::: DATA PROVIDED
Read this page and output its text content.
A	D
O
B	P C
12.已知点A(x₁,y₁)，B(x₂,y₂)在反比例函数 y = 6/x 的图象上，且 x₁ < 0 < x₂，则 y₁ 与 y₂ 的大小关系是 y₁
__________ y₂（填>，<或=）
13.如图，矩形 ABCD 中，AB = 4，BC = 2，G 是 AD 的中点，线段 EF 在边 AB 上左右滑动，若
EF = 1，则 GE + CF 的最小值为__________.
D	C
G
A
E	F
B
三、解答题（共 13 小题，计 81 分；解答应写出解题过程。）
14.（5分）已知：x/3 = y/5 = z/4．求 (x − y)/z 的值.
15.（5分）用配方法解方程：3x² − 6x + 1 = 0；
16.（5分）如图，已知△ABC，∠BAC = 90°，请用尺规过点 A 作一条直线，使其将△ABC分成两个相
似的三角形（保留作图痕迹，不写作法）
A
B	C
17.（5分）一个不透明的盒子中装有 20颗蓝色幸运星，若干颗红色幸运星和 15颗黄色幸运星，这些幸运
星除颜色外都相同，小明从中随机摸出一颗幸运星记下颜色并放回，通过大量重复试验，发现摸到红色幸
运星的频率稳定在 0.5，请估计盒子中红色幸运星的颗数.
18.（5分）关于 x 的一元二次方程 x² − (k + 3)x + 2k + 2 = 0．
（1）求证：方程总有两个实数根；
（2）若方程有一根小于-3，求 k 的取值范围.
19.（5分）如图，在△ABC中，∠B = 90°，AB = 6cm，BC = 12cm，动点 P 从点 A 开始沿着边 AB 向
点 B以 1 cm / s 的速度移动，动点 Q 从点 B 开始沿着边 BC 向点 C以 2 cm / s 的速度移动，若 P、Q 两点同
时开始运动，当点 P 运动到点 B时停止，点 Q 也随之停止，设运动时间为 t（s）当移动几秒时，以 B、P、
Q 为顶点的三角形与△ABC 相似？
::::::
* **PROBLEM**: Search the entries for the word "开始沿着边", then gather every line that has it.

* **FINAL RESULT**:
19.（5分）如图，在△ABC中，∠B = 90°，AB = 6cm，BC = 12cm，动点 P 从点 A 开始沿着边 AB 向
点 B以 1 cm / s 的速度移动，动点 Q 从点 B 开始沿着边 BC 向点 C以 2 cm / s 的速度移动，若 P、Q 两点同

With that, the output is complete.